Dataset items:

►

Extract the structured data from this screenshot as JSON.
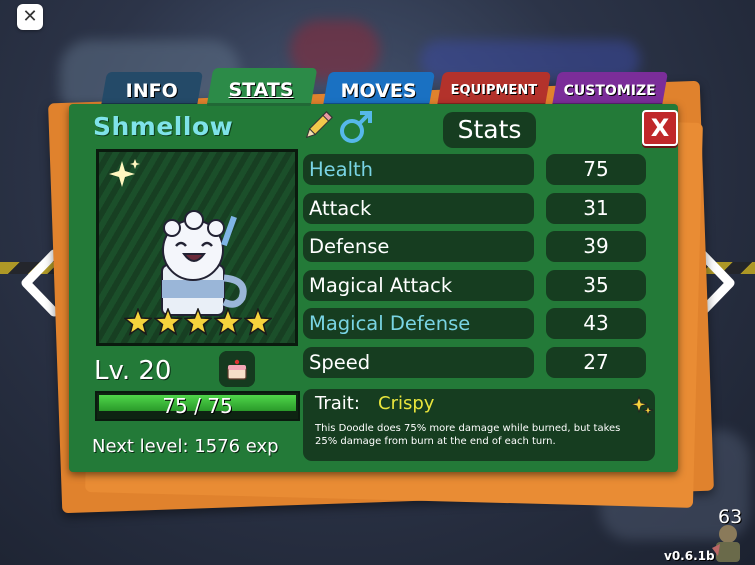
{
  "tabs": [
    {
      "label": "INFO"
    },
    {
      "label": "STATS"
    },
    {
      "label": "MOVES"
    },
    {
      "label": "EQUIPMENT"
    },
    {
      "label": "CUSTOMIZE"
    }
  ],
  "active_tab": "STATS",
  "doodle": {
    "name": "Shmellow",
    "gender_icon": "male-icon",
    "level_text": "Lv. 20",
    "hp_text": "75 / 75",
    "hp_fraction": 1.0,
    "star_count": 5,
    "next_level_text": "Next level: 1576 exp"
  },
  "stats_panel": {
    "title": "Stats",
    "close_label": "X",
    "rows": [
      {
        "label": "Health",
        "value": "75",
        "highlight": true
      },
      {
        "label": "Attack",
        "value": "31",
        "highlight": false
      },
      {
        "label": "Defense",
        "value": "39",
        "highlight": false
      },
      {
        "label": "Magical Attack",
        "value": "35",
        "highlight": false
      },
      {
        "label": "Magical Defense",
        "value": "43",
        "highlight": true
      },
      {
        "label": "Speed",
        "value": "27",
        "highlight": false
      }
    ]
  },
  "trait": {
    "label": "Trait:",
    "name": "Crispy",
    "description": "This Doodle does 75% more damage while burned, but takes 25% damage from burn at the end of each turn."
  },
  "hud": {
    "close_symbol": "✕",
    "player_count": "63",
    "version": "v0.6.1b"
  },
  "colors": {
    "panel_green": "#237a38",
    "stat_highlight": "#79d4e4",
    "trait_name": "#e9e53c"
  }
}
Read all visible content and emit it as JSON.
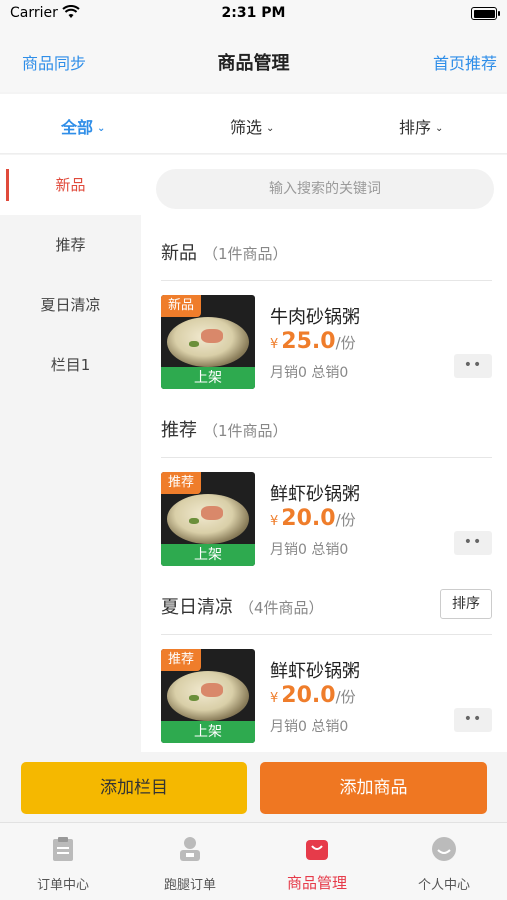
{
  "status_bar": {
    "carrier": "Carrier",
    "time": "2:31 PM"
  },
  "nav": {
    "left": "商品同步",
    "title": "商品管理",
    "right": "首页推荐"
  },
  "filters": [
    {
      "label": "全部",
      "active": true
    },
    {
      "label": "筛选",
      "active": false
    },
    {
      "label": "排序",
      "active": false
    }
  ],
  "sidebar": {
    "items": [
      {
        "label": "新品",
        "active": true
      },
      {
        "label": "推荐",
        "active": false
      },
      {
        "label": "夏日清凉",
        "active": false
      },
      {
        "label": "栏目1",
        "active": false
      }
    ]
  },
  "search": {
    "placeholder": "输入搜索的关键词"
  },
  "sections": [
    {
      "name": "新品",
      "count": "（1件商品）",
      "sort_label": "",
      "product": {
        "badge": "新品",
        "status": "上架",
        "name": "牛肉砂锅粥",
        "currency": "¥",
        "price": "25.0",
        "unit": "/份",
        "sales": "月销0 总销0"
      }
    },
    {
      "name": "推荐",
      "count": "（1件商品）",
      "sort_label": "",
      "product": {
        "badge": "推荐",
        "status": "上架",
        "name": "鲜虾砂锅粥",
        "currency": "¥",
        "price": "20.0",
        "unit": "/份",
        "sales": "月销0 总销0"
      }
    },
    {
      "name": "夏日清凉",
      "count": "（4件商品）",
      "sort_label": "排序",
      "product": {
        "badge": "推荐",
        "status": "上架",
        "name": "鲜虾砂锅粥",
        "currency": "¥",
        "price": "20.0",
        "unit": "/份",
        "sales": "月销0 总销0"
      }
    }
  ],
  "actions": {
    "add_column": "添加栏目",
    "add_product": "添加商品"
  },
  "tabbar": [
    {
      "label": "订单中心",
      "icon": "clipboard-icon",
      "active": false
    },
    {
      "label": "跑腿订单",
      "icon": "courier-icon",
      "active": false
    },
    {
      "label": "商品管理",
      "icon": "shopping-bag-icon",
      "active": true
    },
    {
      "label": "个人中心",
      "icon": "smile-face-icon",
      "active": false
    }
  ],
  "colors": {
    "accent_blue": "#2f8ee8",
    "accent_orange": "#ef7722",
    "accent_yellow": "#f5b800",
    "active_red": "#e04a3b",
    "status_green": "#2eaa4f"
  }
}
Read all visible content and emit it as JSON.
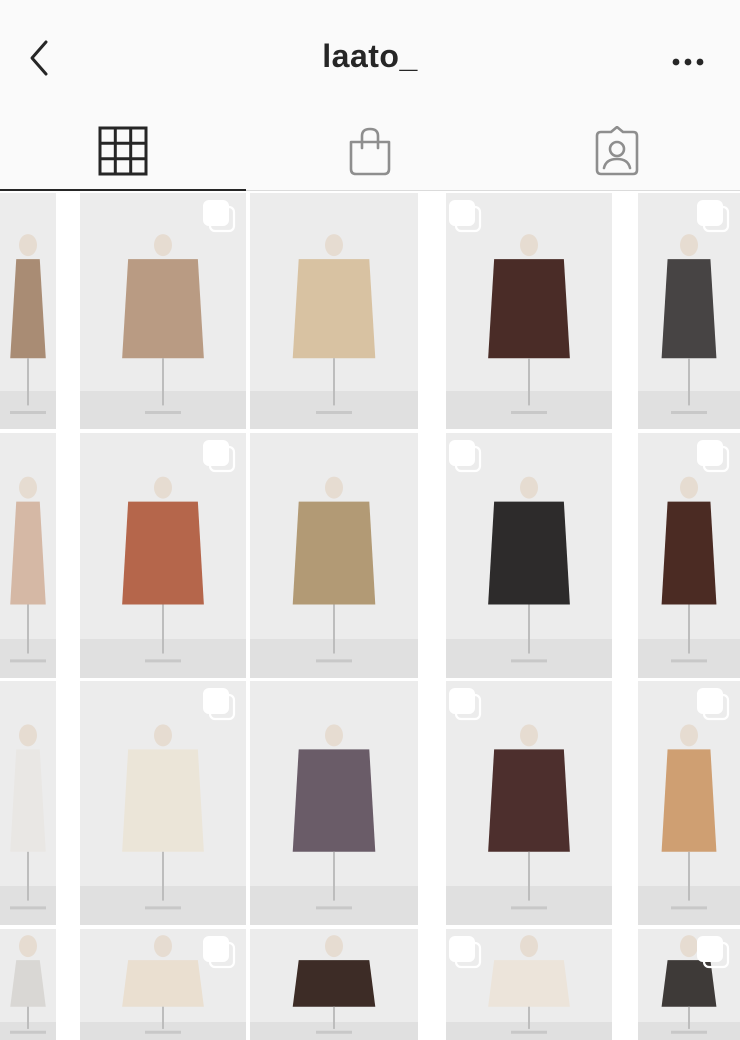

◄

EXERCISE REQUIREMENTS: Look for the word "Magical" and return every line where it occurs.

WRITTEN RESPONSE:
        "label": "Magical Attack",
        "label": "Magical Defense",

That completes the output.